Dataset excerpt
________________
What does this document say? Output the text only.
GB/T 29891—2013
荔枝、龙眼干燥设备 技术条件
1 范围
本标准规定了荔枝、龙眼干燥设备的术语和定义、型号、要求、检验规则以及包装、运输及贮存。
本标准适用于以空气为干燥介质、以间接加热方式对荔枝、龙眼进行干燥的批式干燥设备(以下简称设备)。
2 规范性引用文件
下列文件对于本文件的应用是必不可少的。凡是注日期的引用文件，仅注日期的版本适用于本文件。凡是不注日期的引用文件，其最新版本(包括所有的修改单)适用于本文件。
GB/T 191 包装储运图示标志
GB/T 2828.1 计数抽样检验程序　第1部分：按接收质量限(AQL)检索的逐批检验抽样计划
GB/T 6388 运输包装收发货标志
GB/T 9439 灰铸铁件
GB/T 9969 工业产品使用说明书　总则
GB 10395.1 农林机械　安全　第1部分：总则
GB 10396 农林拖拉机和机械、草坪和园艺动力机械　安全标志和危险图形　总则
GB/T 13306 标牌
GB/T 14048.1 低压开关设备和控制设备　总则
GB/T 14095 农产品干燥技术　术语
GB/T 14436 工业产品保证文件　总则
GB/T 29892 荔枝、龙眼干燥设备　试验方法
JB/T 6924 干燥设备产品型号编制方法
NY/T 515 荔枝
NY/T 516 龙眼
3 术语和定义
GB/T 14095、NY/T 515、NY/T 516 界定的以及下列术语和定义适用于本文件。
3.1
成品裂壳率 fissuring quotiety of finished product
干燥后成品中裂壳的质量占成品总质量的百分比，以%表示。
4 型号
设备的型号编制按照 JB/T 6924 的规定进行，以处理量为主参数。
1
________________
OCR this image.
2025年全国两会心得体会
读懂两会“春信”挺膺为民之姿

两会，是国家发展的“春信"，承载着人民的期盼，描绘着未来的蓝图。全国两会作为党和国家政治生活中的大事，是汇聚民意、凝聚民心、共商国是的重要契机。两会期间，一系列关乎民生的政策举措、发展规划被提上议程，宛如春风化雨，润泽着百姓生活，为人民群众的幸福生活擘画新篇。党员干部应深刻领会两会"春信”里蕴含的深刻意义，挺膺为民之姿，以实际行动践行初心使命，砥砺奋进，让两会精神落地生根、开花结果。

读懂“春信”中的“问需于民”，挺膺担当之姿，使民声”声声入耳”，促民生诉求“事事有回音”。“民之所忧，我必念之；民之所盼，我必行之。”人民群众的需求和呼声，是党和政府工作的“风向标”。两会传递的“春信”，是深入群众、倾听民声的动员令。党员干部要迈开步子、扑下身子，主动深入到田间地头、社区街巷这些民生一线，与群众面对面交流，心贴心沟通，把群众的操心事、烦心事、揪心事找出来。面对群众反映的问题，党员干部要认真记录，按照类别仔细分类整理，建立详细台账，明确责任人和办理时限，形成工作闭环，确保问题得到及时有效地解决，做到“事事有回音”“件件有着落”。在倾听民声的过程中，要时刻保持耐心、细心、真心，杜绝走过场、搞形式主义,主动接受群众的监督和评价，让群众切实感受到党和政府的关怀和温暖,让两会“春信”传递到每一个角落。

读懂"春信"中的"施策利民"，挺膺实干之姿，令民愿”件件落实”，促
________________
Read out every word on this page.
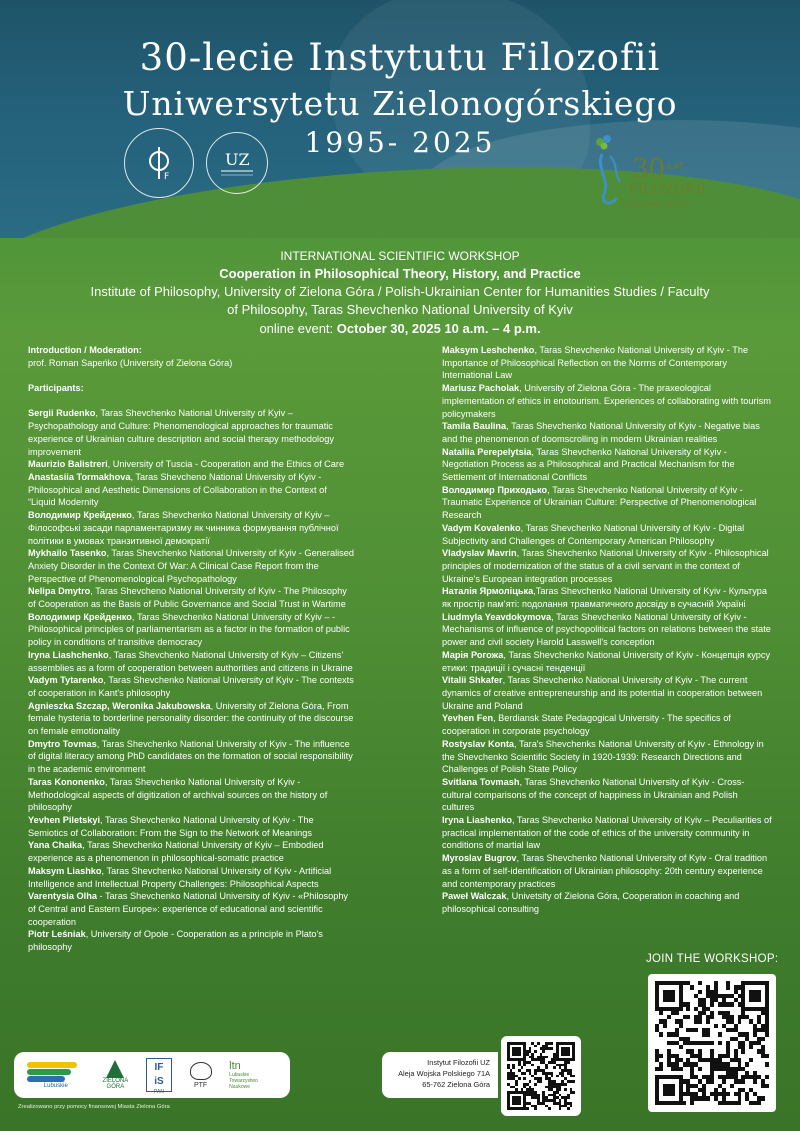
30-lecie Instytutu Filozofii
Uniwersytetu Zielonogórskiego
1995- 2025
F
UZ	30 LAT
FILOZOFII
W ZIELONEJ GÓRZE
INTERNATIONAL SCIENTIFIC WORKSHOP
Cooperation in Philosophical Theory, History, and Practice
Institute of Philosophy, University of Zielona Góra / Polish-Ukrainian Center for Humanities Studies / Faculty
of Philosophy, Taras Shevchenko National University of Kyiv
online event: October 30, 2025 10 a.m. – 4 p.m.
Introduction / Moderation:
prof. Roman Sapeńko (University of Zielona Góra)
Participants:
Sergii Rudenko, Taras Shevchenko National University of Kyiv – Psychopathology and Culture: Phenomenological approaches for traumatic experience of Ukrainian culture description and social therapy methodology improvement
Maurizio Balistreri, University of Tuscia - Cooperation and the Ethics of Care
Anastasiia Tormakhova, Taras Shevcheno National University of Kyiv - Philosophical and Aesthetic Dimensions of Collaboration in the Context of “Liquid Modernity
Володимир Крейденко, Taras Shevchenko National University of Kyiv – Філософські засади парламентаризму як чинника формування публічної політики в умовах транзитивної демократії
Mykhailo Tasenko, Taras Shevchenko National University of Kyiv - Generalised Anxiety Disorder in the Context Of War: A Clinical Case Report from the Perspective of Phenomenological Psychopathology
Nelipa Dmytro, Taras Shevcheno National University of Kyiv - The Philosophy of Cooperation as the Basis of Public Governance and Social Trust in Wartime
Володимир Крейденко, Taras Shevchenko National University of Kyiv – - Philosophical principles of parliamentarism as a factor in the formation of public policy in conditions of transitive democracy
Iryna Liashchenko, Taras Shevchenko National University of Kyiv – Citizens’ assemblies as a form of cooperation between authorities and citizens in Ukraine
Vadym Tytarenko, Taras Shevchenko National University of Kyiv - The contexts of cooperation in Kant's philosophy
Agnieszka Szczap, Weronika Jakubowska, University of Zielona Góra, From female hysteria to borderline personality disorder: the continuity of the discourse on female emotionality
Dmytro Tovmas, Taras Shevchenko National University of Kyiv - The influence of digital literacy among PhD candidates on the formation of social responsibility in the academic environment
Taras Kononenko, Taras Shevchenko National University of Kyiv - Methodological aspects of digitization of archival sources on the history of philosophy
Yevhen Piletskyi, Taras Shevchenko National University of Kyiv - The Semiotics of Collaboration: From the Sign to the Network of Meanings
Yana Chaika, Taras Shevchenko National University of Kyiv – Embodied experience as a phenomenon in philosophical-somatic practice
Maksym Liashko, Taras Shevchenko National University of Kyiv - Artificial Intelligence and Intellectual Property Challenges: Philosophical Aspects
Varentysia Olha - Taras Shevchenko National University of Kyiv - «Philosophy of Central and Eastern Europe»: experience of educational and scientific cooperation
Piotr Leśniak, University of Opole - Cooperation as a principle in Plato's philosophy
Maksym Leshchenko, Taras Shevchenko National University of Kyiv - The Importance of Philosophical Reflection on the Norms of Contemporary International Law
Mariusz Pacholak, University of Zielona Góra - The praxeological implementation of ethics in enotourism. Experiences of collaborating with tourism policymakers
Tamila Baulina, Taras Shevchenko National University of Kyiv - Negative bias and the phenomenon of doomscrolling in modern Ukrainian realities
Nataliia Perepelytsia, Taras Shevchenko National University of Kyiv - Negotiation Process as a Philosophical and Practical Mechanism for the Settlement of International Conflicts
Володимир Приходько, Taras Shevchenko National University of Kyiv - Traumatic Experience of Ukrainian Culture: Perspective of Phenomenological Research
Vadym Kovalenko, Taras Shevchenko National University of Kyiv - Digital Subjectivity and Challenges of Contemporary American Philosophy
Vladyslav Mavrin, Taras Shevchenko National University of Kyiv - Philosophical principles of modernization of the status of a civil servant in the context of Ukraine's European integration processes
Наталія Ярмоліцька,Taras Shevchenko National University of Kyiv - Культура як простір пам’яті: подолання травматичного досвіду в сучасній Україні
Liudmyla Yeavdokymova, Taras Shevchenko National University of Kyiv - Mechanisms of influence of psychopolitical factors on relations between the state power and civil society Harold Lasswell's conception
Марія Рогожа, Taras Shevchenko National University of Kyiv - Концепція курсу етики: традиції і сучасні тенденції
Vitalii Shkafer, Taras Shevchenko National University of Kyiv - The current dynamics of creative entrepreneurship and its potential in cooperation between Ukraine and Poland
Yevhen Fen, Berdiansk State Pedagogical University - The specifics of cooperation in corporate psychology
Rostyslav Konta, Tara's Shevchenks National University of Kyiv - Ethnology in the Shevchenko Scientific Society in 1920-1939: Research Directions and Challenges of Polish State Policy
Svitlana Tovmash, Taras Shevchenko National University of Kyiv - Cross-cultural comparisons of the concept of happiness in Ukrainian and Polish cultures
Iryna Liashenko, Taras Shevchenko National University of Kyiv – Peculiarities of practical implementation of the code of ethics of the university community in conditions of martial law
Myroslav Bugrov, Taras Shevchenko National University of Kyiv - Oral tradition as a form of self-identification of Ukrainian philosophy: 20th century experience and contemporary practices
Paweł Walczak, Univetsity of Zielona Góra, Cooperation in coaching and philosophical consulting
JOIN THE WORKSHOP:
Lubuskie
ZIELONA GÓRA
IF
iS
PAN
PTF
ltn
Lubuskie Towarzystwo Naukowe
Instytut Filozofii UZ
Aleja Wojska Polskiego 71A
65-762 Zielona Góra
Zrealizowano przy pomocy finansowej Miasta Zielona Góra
________________
## Problem
Each line of the material above either contains the word "挺膺为民之姿" or does not; state how many do, and nothing else.

## Written reply
2